### Task
Format every line of the data below as a JSON list of strings, one string per line, leaving out blank lines.

★ ★ ★

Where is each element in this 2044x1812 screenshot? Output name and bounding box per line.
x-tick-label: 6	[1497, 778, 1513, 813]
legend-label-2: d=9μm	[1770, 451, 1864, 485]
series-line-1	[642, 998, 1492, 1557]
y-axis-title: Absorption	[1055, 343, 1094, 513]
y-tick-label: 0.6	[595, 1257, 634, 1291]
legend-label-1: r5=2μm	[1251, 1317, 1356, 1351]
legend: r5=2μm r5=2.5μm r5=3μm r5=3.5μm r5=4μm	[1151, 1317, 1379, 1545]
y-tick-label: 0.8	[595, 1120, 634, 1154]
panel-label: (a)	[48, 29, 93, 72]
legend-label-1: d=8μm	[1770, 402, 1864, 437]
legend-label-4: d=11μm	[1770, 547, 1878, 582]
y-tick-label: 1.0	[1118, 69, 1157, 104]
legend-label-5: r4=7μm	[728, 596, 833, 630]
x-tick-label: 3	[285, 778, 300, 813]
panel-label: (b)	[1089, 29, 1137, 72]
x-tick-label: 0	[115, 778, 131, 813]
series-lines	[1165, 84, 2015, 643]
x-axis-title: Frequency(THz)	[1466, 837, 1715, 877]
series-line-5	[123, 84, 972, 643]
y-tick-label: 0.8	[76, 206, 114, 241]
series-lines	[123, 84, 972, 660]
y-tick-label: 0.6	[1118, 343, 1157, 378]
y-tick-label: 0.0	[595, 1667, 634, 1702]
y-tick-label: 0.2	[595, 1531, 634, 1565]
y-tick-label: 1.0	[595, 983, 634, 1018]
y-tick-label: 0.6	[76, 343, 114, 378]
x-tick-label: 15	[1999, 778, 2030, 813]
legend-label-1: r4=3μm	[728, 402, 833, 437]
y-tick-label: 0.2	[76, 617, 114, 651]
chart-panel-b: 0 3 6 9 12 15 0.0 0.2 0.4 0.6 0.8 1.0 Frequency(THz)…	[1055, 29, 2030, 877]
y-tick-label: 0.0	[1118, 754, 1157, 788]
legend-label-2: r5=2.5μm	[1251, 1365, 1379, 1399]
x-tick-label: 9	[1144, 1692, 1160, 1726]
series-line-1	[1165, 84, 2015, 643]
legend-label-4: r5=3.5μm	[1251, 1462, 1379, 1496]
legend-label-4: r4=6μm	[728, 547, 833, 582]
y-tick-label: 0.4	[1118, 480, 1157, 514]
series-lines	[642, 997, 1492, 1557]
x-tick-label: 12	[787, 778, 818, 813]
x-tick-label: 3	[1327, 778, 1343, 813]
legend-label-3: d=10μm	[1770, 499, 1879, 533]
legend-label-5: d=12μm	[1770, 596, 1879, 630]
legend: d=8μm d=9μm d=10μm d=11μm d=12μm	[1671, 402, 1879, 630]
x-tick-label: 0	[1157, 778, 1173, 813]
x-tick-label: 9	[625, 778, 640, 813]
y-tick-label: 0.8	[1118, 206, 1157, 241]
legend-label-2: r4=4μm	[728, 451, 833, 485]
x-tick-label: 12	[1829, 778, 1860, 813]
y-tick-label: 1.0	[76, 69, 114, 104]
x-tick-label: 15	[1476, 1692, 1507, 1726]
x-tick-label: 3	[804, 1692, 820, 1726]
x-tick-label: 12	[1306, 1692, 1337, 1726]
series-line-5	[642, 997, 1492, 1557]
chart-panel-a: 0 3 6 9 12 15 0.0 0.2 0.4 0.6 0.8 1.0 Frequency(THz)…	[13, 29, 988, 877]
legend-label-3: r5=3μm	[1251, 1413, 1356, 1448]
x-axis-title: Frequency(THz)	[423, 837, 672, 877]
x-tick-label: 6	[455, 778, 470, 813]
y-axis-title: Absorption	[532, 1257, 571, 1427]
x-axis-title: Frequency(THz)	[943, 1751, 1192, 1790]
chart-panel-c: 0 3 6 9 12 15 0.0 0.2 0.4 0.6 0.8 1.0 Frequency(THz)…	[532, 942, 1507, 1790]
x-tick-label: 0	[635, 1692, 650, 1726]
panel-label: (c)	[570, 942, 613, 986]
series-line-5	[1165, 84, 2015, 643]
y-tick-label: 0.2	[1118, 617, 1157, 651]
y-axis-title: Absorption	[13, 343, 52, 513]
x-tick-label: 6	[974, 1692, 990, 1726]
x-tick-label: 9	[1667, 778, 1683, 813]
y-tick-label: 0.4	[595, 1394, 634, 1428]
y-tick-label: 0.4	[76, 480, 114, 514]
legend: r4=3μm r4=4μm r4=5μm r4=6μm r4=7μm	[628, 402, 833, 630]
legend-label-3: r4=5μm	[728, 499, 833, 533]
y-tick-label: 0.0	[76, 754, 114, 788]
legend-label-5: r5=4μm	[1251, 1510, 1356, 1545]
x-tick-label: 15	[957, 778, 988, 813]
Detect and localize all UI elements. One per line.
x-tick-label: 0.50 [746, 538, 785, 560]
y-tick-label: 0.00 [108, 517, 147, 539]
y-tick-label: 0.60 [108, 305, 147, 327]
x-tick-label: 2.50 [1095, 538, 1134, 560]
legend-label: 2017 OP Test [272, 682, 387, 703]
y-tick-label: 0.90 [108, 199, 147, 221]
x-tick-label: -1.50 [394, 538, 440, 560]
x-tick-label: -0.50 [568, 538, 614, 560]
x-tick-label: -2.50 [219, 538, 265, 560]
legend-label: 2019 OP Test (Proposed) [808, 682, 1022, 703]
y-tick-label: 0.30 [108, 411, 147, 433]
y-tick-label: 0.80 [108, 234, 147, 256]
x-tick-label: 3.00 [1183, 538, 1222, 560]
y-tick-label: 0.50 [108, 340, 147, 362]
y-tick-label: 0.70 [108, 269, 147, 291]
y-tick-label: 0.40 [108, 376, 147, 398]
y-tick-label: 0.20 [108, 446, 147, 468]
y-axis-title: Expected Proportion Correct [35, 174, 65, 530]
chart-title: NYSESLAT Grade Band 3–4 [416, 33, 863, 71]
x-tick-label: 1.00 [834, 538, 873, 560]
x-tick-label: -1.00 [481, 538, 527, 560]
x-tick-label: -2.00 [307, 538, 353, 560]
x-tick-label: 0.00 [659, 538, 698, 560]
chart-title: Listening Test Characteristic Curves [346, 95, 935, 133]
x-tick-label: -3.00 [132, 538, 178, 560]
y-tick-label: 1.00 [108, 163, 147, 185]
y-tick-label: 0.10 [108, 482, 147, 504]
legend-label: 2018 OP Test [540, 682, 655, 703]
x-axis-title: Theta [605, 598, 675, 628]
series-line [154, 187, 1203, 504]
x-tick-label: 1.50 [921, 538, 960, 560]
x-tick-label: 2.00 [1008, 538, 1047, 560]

★ ★ ★

### Worked answer
[
  "Where is each element in this 2044x1812 screenshot? Output name and bounding box per line.",
  "x-tick-label: 6\t[1497, 778, 1513, 813]",
  "legend-label-2: d=9μm\t[1770, 451, 1864, 485]",
  "series-line-1\t[642, 998, 1492, 1557]",
  "y-axis-title: Absorption\t[1055, 343, 1094, 513]",
  "y-tick-label: 0.6\t[595, 1257, 634, 1291]",
  "legend-label-1: r5=2μm\t[1251, 1317, 1356, 1351]",
  "legend: r5=2μm r5=2.5μm r5=3μm r5=3.5μm r5=4μm\t[1151, 1317, 1379, 1545]",
  "y-tick-label: 0.8\t[595, 1120, 634, 1154]",
  "panel-label: (a)\t[48, 29, 93, 72]",
  "legend-label-1: d=8μm\t[1770, 402, 1864, 437]",
  "legend-label-4: d=11μm\t[1770, 547, 1878, 582]",
  "y-tick-label: 1.0\t[1118, 69, 1157, 104]",
  "legend-label-5: r4=7μm\t[728, 596, 833, 630]",
  "x-tick-label: 3\t[285, 778, 300, 813]",
  "panel-label: (b)\t[1089, 29, 1137, 72]",
  "x-tick-label: 0\t[115, 778, 131, 813]",
  "series-lines\t[1165, 84, 2015, 643]",
  "x-axis-title: Frequency(THz)\t[1466, 837, 1715, 877]",
  "series-line-5\t[123, 84, 972, 643]",
  "y-tick-label: 0.8\t[76, 206, 114, 241]",
  "series-lines\t[123, 84, 972, 660]",
  "y-tick-label: 0.6\t[1118, 343, 1157, 378]",
  "y-tick-label: 0.0\t[595, 1667, 634, 1702]",
  "y-tick-label: 0.2\t[595, 1531, 634, 1565]",
  "y-tick-label: 1.0\t[595, 983, 634, 1018]",
  "y-tick-label: 0.6\t[76, 343, 114, 378]",
  "x-tick-label: 15\t[1999, 778, 2030, 813]",
  "legend-label-1: r4=3μm\t[728, 402, 833, 437]",
  "y-tick-label: 0.2\t[76, 617, 114, 651]",
  "chart-panel-b: 0 3 6 9 12 15 0.0 0.2 0.4 0.6 0.8 1.0 Frequency(THz)…\t[1055, 29, 2030, 877]",
  "y-tick-label: 0.0\t[1118, 754, 1157, 788]",
  "legend-label-2: r5=2.5μm\t[1251, 1365, 1379, 1399]",
  "x-tick-label: 9\t[1144, 1692, 1160, 1726]",
  "series-line-1\t[1165, 84, 2015, 643]",
  "legend-label-4: r5=3.5μm\t[1251, 1462, 1379, 1496]",
  "legend-label-4: r4=6μm\t[728, 547, 833, 582]",
  "y-tick-label: 0.4\t[1118, 480, 1157, 514]",
  "series-lines\t[642, 997, 1492, 1557]",
  "x-tick-label: 12\t[787, 778, 818, 813]",
  "x-tick-label: 3\t[1327, 778, 1343, 813]",
  "legend-label-3: d=10μm\t[1770, 499, 1879, 533]",
  "legend-label-5: d=12μm\t[1770, 596, 1879, 630]",
  "legend: d=8μm d=9μm d=10μm d=11μm d=12μm\t[1671, 402, 1879, 630]",
  "x-tick-label: 0\t[1157, 778, 1173, 813]",
  "x-tick-label: 9\t[625, 778, 640, 813]",
  "y-tick-label: 0.8\t[1118, 206, 1157, 241]",
  "legend-label-2: r4=4μm\t[728, 451, 833, 485]",
  "x-tick-label: 12\t[1829, 778, 1860, 813]",
  "y-tick-label: 1.0\t[76, 69, 114, 104]",
  "x-tick-label: 15\t[1476, 1692, 1507, 1726]",
  "x-tick-label: 3\t[804, 1692, 820, 1726]",
  "x-tick-label: 12\t[1306, 1692, 1337, 1726]",
  "series-line-5\t[642, 997, 1492, 1557]",
  "chart-panel-a: 0 3 6 9 12 15 0.0 0.2 0.4 0.6 0.8 1.0 Frequency(THz)…\t[13, 29, 988, 877]",
  "legend-label-3: r5=3μm\t[1251, 1413, 1356, 1448]",
  "x-axis-title: Frequency(THz)\t[423, 837, 672, 877]",
  "x-tick-label: 6\t[455, 778, 470, 813]",
  "y-axis-title: Absorption\t[532, 1257, 571, 1427]",
  "x-axis-title: Frequency(THz)\t[943, 1751, 1192, 1790]",
  "chart-panel-c: 0 3 6 9 12 15 0.0 0.2 0.4 0.6 0.8 1.0 Frequency(THz)…\t[532, 942, 1507, 1790]",
  "x-tick-label: 0\t[635, 1692, 650, 1726]",
  "panel-label: (c)\t[570, 942, 613, 986]",
  "series-line-5\t[1165, 84, 2015, 643]",
  "y-tick-label: 0.2\t[1118, 617, 1157, 651]",
  "y-axis-title: Absorption\t[13, 343, 52, 513]",
  "x-tick-label: 6\t[974, 1692, 990, 1726]",
  "x-tick-label: 9\t[1667, 778, 1683, 813]",
  "y-tick-label: 0.4\t[595, 1394, 634, 1428]",
  "y-tick-label: 0.4\t[76, 480, 114, 514]",
  "legend: r4=3μm r4=4μm r4=5μm r4=6μm r4=7μm\t[628, 402, 833, 630]",
  "legend-label-3: r4=5μm\t[728, 499, 833, 533]",
  "y-tick-label: 0.0\t[76, 754, 114, 788]",
  "legend-label-5: r5=4μm\t[1251, 1510, 1356, 1545]",
  "x-tick-label: 15\t[957, 778, 988, 813]",
  "Detect and localize all UI elements. One per line.",
  "x-tick-label: 0.50 [746, 538, 785, 560]",
  "y-tick-label: 0.00 [108, 517, 147, 539]",
  "y-tick-label: 0.60 [108, 305, 147, 327]",
  "x-tick-label: 2.50 [1095, 538, 1134, 560]",
  "legend-label: 2017 OP Test [272, 682, 387, 703]",
  "y-tick-label: 0.90 [108, 199, 147, 221]",
  "x-tick-label: -1.50 [394, 538, 440, 560]",
  "x-tick-label: -0.50 [568, 538, 614, 560]",
  "x-tick-label: -2.50 [219, 538, 265, 560]",
  "legend-label: 2019 OP Test (Proposed) [808, 682, 1022, 703]",
  "y-tick-label: 0.30 [108, 411, 147, 433]",
  "y-tick-label: 0.80 [108, 234, 147, 256]",
  "x-tick-label: 3.00 [1183, 538, 1222, 560]",
  "y-tick-label: 0.50 [108, 340, 147, 362]",
  "y-tick-label: 0.70 [108, 269, 147, 291]",
  "y-tick-label: 0.40 [108, 376, 147, 398]",
  "y-tick-label: 0.20 [108, 446, 147, 468]",
  "y-axis-title: Expected Proportion Correct [35, 174, 65, 530]",
  "chart-title: NYSESLAT Grade Band 3–4 [416, 33, 863, 71]",
  "x-tick-label: 1.00 [834, 538, 873, 560]",
  "x-tick-label: -1.00 [481, 538, 527, 560]",
  "x-tick-label: -2.00 [307, 538, 353, 560]",
  "x-tick-label: 0.00 [659, 538, 698, 560]",
  "chart-title: Listening Test Characteristic Curves [346, 95, 935, 133]",
  "x-tick-label: -3.00 [132, 538, 178, 560]",
  "y-tick-label: 1.00 [108, 163, 147, 185]",
  "y-tick-label: 0.10 [108, 482, 147, 504]",
  "legend-label: 2018 OP Test [540, 682, 655, 703]",
  "x-axis-title: Theta [605, 598, 675, 628]",
  "series-line [154, 187, 1203, 504]",
  "x-tick-label: 1.50 [921, 538, 960, 560]",
  "x-tick-label: 2.00 [1008, 538, 1047, 560]"
]